Show each line from the listing that includes the word "Kräuterquark".

======== EXTRACTED DATA ========

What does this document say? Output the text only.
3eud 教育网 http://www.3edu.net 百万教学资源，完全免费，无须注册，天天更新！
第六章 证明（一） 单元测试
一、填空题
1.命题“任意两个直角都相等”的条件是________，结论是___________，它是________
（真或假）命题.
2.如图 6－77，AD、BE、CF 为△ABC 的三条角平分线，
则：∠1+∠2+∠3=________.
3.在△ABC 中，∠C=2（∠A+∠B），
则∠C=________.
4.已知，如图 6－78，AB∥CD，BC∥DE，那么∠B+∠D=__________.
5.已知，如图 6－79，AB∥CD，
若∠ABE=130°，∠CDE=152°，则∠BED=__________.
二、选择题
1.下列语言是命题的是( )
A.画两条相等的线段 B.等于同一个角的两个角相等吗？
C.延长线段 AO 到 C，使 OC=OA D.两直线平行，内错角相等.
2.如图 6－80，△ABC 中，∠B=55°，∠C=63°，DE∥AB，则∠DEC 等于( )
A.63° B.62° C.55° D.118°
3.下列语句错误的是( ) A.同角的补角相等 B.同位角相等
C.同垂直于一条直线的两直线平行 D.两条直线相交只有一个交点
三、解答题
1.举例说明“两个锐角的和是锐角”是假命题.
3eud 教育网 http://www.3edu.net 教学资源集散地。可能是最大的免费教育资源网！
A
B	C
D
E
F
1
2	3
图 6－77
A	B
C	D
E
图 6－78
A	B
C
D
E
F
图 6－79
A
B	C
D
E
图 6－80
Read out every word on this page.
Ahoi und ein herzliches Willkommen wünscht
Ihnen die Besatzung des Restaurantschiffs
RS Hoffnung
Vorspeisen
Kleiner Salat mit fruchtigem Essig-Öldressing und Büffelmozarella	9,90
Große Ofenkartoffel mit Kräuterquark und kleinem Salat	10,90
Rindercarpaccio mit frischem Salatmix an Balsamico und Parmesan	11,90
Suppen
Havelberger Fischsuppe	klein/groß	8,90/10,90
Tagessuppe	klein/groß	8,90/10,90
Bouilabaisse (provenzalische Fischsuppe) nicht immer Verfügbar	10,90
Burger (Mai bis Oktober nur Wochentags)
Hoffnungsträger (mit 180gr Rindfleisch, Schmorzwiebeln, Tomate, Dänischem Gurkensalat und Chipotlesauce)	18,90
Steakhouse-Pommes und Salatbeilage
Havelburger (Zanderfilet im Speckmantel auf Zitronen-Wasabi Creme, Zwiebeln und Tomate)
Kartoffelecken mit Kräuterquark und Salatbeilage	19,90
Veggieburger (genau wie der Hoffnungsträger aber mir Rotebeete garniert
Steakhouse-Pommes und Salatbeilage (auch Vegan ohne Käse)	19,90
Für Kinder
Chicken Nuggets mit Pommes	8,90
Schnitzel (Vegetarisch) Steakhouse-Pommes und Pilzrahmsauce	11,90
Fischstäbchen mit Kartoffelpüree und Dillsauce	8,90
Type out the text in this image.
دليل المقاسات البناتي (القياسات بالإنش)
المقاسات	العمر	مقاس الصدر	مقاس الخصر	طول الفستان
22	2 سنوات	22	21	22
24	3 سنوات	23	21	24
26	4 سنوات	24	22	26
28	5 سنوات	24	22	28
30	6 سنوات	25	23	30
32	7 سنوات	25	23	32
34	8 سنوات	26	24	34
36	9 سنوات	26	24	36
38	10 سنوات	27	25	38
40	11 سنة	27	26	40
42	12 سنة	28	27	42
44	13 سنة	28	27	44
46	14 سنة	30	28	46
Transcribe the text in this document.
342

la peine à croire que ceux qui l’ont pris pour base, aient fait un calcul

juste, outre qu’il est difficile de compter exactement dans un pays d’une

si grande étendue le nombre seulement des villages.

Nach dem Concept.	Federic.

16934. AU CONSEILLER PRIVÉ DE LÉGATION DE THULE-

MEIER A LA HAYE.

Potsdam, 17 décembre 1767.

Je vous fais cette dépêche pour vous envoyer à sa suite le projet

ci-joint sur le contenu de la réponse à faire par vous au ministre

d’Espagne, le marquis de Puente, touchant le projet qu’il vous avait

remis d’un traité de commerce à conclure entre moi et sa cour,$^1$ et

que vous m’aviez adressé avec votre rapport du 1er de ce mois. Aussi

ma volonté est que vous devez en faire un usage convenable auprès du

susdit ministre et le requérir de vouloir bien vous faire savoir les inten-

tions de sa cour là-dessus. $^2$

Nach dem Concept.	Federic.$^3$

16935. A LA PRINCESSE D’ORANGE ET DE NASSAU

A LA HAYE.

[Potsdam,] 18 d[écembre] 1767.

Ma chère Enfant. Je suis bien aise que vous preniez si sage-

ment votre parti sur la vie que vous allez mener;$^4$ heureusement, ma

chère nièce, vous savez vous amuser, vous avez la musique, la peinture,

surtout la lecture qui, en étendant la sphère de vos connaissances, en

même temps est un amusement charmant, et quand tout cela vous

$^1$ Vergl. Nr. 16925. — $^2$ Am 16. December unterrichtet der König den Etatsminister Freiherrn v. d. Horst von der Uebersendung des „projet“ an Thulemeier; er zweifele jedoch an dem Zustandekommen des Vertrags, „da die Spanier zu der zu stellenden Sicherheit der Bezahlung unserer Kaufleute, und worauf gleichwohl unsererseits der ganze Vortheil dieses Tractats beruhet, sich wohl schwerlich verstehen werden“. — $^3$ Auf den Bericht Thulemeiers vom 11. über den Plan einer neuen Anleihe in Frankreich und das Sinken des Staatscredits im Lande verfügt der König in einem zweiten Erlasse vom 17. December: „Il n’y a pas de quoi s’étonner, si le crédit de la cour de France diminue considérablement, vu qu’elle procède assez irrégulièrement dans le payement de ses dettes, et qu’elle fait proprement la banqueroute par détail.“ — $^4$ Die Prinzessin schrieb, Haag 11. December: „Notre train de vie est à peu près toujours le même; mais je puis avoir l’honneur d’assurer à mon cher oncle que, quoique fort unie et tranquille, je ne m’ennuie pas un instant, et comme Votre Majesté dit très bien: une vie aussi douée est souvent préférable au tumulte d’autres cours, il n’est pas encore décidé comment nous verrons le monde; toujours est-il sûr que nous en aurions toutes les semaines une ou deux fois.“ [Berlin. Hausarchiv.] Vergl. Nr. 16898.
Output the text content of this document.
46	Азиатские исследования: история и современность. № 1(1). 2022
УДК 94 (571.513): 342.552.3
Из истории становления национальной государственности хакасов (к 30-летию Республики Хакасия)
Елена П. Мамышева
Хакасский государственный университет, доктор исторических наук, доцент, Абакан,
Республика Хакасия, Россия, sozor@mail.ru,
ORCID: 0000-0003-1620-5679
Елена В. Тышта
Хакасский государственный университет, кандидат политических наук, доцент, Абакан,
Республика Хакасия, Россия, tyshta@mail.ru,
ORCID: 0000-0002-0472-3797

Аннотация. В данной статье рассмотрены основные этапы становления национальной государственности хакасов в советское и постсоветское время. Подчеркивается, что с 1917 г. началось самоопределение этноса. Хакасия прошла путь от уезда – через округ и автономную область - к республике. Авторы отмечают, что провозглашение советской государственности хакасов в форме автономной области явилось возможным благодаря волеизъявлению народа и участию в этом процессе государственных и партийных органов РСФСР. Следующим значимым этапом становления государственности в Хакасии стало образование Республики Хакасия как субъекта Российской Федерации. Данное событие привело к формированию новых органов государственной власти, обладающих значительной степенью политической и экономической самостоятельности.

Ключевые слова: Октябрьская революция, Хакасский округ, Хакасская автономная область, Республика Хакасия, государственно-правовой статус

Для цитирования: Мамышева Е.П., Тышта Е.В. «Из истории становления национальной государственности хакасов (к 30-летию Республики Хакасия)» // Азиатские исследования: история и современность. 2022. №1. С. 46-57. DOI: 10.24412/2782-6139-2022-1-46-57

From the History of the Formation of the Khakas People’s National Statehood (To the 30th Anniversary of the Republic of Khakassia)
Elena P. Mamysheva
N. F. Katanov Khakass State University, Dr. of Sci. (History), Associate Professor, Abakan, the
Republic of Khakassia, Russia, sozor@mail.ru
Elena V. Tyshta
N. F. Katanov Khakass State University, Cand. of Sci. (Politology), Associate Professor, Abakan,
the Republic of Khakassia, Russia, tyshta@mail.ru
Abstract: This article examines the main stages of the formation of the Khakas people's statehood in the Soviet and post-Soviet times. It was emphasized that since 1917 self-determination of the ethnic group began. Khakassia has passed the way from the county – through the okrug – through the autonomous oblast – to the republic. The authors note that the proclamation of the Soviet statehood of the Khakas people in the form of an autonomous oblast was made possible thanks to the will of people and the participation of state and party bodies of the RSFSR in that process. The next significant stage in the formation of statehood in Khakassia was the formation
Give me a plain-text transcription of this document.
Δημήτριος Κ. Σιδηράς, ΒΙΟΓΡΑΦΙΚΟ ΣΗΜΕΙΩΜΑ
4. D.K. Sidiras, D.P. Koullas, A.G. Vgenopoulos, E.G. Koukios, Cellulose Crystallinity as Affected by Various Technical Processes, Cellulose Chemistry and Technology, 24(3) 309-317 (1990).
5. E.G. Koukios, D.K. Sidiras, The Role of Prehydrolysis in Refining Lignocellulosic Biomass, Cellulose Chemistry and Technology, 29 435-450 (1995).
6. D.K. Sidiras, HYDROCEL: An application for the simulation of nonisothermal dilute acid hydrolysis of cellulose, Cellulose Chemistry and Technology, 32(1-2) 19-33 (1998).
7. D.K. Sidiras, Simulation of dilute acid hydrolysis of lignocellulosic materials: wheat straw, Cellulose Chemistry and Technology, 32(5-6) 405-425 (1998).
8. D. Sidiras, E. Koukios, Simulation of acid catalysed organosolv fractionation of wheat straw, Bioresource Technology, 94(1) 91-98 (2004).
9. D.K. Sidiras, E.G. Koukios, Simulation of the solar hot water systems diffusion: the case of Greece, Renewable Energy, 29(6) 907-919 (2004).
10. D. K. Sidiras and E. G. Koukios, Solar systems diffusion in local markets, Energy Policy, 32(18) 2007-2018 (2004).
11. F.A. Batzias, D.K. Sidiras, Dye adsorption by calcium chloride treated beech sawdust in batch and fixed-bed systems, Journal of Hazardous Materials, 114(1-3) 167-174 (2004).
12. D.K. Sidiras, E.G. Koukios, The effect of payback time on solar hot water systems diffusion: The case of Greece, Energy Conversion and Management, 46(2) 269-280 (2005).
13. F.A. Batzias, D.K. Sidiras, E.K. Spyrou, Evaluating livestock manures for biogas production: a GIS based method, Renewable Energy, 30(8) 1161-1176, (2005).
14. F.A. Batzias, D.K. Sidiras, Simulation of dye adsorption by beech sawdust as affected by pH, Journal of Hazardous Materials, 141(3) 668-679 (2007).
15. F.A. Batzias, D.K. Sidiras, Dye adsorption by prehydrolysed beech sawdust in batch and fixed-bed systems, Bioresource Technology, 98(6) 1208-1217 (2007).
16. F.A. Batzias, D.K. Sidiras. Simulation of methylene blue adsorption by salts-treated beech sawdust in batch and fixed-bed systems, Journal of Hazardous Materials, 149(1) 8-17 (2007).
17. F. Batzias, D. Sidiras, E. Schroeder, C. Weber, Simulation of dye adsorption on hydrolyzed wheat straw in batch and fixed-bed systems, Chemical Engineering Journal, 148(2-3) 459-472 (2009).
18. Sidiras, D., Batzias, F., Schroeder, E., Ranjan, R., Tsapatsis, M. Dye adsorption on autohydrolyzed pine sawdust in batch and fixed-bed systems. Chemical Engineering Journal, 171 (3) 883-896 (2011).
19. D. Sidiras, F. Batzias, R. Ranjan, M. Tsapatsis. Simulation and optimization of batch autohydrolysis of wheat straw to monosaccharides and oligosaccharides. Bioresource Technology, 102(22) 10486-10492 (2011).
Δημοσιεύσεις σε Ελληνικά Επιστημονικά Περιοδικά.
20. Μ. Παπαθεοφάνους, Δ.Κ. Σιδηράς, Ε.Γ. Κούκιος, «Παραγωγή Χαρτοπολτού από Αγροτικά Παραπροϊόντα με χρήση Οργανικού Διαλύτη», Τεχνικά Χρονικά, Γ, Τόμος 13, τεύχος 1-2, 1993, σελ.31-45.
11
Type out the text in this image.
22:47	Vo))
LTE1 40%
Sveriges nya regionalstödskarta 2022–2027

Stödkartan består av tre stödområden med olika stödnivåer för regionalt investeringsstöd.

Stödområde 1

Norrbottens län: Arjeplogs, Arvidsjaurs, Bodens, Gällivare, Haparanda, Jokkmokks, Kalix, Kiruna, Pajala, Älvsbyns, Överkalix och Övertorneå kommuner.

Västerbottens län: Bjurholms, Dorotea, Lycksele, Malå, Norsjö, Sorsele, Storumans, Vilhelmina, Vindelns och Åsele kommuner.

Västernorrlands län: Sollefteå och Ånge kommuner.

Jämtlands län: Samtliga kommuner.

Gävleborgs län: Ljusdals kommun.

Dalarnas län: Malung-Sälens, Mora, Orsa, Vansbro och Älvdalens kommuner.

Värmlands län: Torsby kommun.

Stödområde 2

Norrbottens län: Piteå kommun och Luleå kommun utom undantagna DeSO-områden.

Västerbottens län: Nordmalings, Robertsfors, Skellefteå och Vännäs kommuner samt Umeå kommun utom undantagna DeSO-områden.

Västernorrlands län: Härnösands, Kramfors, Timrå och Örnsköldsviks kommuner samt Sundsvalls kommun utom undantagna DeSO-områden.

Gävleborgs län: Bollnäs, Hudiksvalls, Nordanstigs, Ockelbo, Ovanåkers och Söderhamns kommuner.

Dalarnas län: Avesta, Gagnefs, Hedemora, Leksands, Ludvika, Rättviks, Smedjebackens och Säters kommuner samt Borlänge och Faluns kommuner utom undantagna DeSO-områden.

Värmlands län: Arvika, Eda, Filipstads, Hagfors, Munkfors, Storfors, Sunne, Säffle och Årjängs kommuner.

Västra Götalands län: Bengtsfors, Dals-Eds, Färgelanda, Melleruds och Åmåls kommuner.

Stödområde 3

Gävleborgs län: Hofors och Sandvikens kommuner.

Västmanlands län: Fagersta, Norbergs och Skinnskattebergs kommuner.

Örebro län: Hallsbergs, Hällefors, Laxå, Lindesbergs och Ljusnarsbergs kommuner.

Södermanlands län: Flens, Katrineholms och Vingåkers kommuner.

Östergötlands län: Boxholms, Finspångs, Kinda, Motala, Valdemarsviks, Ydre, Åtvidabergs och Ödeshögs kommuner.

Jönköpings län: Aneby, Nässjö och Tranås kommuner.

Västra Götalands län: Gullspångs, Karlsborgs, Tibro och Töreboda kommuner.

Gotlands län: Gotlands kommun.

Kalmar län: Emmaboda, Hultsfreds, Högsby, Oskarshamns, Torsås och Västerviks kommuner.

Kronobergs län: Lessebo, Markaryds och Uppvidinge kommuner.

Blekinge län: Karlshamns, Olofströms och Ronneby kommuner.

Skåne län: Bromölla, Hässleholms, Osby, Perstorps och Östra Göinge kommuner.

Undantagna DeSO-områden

========

## [SOLUTION TO THIS TASK]
Große Ofenkartoffel mit Kräuterquark und kleinem Salat	10,90
Kartoffelecken mit Kräuterquark und Salatbeilage	19,90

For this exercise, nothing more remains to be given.